OBJECTIVE: Return all lines where the word "frame" can be found.

Saved entries:
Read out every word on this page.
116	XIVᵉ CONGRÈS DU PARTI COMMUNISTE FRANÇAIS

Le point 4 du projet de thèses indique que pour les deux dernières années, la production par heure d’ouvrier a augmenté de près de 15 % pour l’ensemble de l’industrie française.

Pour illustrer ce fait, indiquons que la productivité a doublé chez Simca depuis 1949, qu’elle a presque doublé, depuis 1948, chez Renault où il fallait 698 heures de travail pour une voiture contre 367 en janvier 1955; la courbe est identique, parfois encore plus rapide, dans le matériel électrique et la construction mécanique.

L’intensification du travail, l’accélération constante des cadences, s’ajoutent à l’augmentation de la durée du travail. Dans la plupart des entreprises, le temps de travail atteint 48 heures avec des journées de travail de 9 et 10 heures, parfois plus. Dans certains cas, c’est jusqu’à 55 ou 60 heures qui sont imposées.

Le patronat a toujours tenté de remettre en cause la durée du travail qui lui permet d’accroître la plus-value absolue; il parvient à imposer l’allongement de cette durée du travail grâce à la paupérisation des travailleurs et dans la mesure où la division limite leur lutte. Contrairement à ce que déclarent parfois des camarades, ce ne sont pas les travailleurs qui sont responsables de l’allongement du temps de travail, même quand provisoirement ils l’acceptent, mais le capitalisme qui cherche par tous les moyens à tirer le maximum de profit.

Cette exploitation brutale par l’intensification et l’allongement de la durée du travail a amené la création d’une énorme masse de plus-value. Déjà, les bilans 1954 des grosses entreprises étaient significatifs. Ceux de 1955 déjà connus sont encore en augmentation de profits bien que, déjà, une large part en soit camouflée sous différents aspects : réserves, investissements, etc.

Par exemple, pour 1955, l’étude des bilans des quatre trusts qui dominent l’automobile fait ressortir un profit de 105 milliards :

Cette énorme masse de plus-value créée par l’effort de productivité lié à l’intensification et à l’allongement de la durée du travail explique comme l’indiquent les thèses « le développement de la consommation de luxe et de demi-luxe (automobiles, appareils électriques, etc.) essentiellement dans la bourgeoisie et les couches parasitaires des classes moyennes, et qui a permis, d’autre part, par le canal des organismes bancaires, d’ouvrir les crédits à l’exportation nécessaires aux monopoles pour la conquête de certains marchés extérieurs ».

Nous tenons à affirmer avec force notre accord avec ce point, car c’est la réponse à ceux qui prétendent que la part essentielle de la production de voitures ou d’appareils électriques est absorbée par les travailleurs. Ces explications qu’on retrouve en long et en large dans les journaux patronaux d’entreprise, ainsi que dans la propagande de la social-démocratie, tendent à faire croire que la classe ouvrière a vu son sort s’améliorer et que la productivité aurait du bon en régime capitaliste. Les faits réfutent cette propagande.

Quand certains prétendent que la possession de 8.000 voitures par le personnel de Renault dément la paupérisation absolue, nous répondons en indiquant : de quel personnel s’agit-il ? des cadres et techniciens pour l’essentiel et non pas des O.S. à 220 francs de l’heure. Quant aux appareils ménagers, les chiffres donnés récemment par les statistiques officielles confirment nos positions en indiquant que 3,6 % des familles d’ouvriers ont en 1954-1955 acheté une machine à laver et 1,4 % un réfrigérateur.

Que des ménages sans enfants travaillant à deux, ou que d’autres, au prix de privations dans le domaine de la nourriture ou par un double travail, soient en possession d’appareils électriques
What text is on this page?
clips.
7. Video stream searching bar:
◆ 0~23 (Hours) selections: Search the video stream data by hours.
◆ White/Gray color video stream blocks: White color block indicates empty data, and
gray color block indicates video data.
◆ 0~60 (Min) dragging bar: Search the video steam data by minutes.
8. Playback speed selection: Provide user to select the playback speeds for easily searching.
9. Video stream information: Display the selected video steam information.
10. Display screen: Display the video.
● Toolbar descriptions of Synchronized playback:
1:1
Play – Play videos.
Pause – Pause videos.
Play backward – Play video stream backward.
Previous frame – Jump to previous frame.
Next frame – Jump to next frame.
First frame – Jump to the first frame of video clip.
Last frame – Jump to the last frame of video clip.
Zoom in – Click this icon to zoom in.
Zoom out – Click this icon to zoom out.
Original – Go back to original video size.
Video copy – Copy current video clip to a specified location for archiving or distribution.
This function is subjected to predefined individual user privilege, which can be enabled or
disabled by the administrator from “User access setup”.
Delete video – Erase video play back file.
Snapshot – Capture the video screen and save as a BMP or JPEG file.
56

PROBLEM SOLUTION:
Previous frame – Jump to previous frame.
Next frame – Jump to next frame.
First frame – Jump to the first frame of video clip.
Last frame – Jump to the last frame of video clip.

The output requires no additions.